Data records
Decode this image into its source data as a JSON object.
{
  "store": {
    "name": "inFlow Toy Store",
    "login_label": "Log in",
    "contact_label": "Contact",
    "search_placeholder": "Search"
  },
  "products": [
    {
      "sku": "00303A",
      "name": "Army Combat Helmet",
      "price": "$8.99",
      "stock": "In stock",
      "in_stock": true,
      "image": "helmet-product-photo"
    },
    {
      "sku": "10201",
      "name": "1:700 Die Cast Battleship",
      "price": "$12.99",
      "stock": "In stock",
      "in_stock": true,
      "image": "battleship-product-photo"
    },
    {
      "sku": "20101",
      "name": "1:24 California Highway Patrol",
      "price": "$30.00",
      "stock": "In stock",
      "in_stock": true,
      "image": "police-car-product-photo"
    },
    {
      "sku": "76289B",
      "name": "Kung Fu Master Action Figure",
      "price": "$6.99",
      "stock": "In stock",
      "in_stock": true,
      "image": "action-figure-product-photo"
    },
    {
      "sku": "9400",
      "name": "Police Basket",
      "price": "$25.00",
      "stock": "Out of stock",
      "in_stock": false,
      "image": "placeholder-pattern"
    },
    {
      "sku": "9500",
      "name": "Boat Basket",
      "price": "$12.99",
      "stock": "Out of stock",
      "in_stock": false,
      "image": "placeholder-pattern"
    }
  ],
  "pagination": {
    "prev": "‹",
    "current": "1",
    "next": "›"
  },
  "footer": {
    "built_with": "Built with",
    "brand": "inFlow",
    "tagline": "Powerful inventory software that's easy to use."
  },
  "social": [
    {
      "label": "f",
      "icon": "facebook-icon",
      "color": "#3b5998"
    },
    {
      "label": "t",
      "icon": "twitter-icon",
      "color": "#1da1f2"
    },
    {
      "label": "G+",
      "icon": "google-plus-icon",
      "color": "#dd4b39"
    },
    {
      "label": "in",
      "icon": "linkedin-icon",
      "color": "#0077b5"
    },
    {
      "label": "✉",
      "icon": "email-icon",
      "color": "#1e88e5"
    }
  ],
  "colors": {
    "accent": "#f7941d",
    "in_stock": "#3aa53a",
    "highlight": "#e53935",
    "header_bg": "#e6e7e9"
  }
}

What is asked — Search the data for the word "image" and copy each line where it appears.

Expected output —
Decode this image into its source data as a JSON object.
      "image": "helmet-product-photo"
      "image": "battleship-product-photo"
      "image": "police-car-product-photo"
      "image": "action-figure-product-photo"
      "image": "placeholder-pattern"
      "image": "placeholder-pattern"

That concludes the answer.